# [What this task involves]
Looking at the data below, count the lines that contain the string "thickness". Write only the total.

* BEGIN Dataset excerpts *

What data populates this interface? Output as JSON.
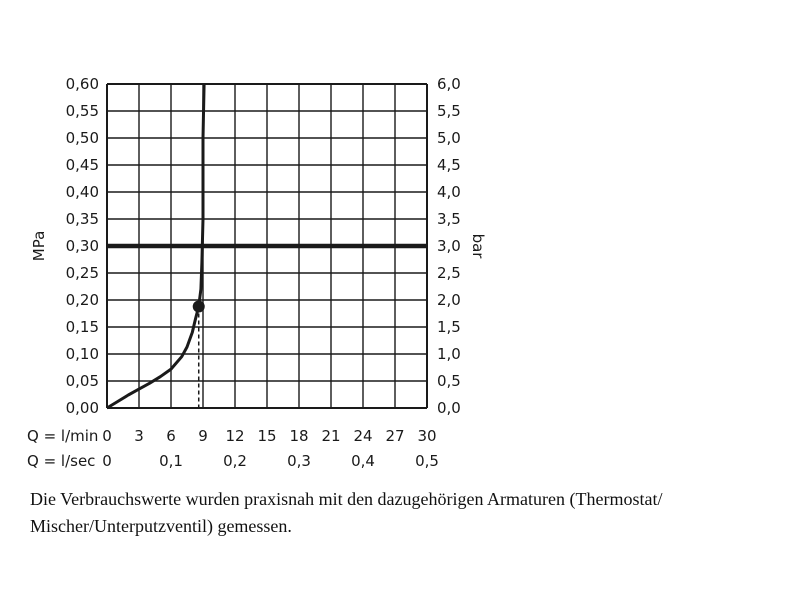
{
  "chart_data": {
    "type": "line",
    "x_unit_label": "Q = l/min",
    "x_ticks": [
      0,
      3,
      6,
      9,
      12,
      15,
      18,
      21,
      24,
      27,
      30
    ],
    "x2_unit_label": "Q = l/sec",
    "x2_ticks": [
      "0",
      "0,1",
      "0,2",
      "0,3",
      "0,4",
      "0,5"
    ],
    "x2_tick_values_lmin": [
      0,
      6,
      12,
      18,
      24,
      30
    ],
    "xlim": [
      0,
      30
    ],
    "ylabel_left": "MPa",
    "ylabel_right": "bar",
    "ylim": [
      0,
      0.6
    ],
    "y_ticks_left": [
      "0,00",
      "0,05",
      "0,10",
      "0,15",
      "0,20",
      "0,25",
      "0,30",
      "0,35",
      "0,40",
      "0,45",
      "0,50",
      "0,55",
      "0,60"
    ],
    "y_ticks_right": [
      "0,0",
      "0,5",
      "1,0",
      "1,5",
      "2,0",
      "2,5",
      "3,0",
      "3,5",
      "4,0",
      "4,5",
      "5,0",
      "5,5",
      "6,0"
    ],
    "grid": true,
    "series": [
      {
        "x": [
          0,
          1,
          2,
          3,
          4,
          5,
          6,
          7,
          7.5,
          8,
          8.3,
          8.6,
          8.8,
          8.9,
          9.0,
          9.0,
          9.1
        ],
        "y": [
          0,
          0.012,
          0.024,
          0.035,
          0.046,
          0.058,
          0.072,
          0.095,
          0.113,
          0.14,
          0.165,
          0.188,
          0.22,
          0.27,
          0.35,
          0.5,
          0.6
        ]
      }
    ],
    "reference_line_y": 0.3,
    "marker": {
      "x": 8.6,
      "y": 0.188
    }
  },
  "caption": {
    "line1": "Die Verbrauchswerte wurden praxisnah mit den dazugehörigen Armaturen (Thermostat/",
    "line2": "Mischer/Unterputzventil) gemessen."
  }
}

* END Dataset excerpts *
* BEGIN Dataset excerpts *

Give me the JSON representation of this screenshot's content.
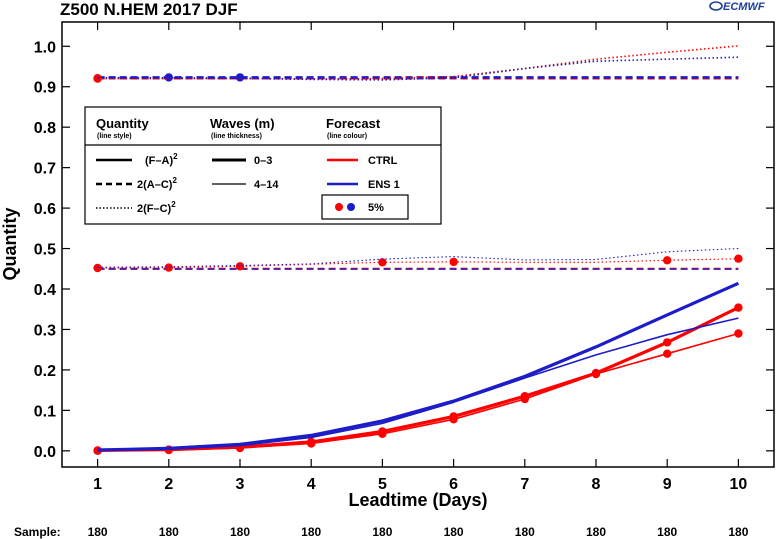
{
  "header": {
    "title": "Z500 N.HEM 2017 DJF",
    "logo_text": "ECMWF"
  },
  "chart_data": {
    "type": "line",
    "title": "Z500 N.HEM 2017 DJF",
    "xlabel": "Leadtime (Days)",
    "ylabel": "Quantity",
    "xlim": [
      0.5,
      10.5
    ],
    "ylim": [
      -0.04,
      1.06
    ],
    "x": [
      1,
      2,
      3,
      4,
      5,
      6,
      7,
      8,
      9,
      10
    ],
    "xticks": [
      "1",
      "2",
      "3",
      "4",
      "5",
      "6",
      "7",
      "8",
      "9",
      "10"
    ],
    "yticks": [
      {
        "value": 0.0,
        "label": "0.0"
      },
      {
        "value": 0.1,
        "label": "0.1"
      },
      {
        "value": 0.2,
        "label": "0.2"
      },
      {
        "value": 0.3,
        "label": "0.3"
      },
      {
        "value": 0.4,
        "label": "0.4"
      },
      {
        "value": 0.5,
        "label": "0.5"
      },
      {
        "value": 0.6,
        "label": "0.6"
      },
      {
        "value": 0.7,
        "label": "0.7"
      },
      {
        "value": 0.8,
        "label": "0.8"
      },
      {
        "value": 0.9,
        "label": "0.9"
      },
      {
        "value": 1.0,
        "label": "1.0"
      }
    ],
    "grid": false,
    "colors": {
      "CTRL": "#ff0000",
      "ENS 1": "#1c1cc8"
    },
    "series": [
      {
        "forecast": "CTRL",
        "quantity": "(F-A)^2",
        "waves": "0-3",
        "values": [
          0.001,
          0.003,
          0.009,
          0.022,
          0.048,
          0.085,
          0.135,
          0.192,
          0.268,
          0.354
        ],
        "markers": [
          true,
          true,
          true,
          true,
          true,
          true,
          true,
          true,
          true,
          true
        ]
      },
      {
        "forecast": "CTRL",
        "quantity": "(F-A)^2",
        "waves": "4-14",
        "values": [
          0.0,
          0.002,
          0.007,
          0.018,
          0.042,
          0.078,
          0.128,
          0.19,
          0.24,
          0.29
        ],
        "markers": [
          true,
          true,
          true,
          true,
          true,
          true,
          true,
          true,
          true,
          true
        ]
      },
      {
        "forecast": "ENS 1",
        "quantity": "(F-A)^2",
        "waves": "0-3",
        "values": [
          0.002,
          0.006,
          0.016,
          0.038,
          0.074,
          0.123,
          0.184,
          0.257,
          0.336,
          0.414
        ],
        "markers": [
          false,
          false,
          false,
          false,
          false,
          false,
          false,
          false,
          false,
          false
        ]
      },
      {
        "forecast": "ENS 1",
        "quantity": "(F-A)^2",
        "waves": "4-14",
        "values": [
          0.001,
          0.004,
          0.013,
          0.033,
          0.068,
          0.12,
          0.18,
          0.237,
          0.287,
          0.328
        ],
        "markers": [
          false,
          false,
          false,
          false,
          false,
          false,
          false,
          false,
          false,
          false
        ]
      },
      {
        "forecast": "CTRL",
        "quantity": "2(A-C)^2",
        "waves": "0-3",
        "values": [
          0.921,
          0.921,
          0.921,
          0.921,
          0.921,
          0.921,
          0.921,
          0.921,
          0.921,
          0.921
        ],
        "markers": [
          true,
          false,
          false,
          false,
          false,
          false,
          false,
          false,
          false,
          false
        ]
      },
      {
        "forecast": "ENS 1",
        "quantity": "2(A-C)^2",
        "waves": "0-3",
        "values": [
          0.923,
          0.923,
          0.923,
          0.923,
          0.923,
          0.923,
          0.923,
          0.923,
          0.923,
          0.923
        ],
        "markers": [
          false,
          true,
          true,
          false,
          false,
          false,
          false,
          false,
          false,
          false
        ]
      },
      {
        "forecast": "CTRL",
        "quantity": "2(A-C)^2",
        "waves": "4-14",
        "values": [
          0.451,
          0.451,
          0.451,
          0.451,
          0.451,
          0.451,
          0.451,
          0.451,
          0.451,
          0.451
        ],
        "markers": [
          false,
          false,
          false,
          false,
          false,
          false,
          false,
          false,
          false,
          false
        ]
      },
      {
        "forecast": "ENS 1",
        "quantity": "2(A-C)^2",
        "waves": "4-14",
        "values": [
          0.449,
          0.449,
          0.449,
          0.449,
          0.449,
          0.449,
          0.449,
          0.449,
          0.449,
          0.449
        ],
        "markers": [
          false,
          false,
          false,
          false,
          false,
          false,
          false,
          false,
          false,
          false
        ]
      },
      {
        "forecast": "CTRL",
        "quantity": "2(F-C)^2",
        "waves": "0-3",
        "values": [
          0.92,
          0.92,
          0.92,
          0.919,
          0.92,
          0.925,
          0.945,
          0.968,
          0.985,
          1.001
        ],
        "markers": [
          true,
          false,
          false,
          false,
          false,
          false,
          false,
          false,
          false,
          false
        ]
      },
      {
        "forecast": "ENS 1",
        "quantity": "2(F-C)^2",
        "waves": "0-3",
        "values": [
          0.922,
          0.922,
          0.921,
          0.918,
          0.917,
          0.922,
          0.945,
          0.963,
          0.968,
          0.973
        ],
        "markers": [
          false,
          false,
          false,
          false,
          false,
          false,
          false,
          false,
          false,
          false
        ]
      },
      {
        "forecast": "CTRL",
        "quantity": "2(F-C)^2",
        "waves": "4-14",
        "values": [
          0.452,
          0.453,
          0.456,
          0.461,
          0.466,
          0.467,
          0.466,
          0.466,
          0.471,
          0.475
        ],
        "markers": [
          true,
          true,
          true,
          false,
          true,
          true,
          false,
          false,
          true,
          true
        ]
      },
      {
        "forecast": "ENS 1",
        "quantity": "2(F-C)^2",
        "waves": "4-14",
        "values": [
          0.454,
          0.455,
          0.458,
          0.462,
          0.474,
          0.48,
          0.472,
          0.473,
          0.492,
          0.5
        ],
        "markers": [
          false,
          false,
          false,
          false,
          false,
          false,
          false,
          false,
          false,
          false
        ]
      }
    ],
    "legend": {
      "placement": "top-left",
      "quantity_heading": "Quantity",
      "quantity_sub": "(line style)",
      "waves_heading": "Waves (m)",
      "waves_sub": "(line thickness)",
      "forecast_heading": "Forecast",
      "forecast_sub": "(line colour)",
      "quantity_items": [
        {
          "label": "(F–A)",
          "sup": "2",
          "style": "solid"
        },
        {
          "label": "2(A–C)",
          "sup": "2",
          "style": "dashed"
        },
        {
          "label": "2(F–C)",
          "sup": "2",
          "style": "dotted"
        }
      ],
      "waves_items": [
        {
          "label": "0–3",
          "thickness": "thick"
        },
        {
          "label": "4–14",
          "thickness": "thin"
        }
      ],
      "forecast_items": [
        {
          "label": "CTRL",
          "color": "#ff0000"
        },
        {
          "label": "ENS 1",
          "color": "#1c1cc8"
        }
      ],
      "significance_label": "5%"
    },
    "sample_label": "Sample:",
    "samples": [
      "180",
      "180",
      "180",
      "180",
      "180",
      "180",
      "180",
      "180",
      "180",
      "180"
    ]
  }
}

* END Dataset excerpts *

# [In response]
3